Task prompt
Search the material for the string "việc", then return every line where it is found.

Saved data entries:
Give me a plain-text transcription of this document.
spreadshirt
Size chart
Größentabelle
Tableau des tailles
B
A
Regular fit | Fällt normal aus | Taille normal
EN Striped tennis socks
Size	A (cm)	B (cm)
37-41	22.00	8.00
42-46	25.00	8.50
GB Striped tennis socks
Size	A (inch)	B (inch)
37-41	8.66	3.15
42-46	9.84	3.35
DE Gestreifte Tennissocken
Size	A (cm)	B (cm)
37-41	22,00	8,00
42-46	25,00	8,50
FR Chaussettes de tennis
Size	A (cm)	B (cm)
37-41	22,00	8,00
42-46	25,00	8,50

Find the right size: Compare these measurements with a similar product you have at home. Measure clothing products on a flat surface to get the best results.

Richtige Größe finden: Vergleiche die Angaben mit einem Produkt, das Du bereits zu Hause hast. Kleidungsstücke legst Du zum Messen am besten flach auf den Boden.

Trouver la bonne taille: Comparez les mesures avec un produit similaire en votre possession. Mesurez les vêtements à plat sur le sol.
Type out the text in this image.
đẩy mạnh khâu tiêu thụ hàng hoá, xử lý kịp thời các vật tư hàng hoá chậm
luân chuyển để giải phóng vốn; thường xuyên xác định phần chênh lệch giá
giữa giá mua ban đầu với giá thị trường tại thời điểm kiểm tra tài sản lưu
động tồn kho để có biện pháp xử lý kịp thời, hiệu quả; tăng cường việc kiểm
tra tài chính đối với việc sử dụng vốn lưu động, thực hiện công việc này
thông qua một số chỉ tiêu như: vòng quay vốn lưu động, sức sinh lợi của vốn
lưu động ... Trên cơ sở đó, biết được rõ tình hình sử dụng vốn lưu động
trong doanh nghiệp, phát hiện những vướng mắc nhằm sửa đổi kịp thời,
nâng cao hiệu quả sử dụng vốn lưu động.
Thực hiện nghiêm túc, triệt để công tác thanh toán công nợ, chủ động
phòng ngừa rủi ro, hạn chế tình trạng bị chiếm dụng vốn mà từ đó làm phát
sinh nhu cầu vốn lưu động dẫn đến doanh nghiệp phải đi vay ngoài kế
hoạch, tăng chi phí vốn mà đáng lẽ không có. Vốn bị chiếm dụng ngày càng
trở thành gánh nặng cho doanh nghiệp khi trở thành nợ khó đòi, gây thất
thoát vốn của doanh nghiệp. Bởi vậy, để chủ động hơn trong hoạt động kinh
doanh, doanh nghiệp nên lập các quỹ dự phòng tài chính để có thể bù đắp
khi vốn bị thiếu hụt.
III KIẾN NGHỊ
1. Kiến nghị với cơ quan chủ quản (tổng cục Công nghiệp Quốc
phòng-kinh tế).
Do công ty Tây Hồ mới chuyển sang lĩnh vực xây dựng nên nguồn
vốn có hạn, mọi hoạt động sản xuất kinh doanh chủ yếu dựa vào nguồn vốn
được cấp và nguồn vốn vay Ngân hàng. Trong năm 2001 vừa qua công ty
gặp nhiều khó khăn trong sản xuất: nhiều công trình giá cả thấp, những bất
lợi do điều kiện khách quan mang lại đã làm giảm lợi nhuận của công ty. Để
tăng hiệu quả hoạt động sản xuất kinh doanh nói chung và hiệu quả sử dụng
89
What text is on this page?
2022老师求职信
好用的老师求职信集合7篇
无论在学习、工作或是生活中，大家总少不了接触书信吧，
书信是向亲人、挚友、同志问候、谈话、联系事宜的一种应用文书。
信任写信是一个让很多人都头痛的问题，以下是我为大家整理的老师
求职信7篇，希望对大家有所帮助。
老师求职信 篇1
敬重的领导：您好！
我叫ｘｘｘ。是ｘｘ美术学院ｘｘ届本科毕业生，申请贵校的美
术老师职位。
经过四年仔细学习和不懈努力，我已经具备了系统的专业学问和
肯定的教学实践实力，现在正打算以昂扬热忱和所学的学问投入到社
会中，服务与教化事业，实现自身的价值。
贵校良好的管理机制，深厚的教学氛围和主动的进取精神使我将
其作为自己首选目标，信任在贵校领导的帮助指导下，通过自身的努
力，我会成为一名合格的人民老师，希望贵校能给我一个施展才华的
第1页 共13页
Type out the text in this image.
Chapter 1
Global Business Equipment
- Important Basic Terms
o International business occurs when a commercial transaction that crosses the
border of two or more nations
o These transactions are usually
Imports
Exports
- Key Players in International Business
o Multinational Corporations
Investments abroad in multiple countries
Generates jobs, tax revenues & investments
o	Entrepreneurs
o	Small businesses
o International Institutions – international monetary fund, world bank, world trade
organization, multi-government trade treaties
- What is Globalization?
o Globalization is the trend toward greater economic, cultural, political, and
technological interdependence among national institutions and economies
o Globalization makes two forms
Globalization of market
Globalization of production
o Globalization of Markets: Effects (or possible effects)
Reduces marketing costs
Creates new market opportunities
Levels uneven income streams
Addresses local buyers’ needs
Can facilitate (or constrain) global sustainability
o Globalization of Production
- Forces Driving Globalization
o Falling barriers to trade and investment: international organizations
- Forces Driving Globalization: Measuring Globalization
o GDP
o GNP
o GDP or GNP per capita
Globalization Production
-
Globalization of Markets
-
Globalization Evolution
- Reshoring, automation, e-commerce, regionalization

Solution to this problem
động tồn kho để có biện pháp xử lý kịp thời, hiệu quả; tăng cường việc kiểm
tra tài chính đối với việc sử dụng vốn lưu động, thực hiện công việc này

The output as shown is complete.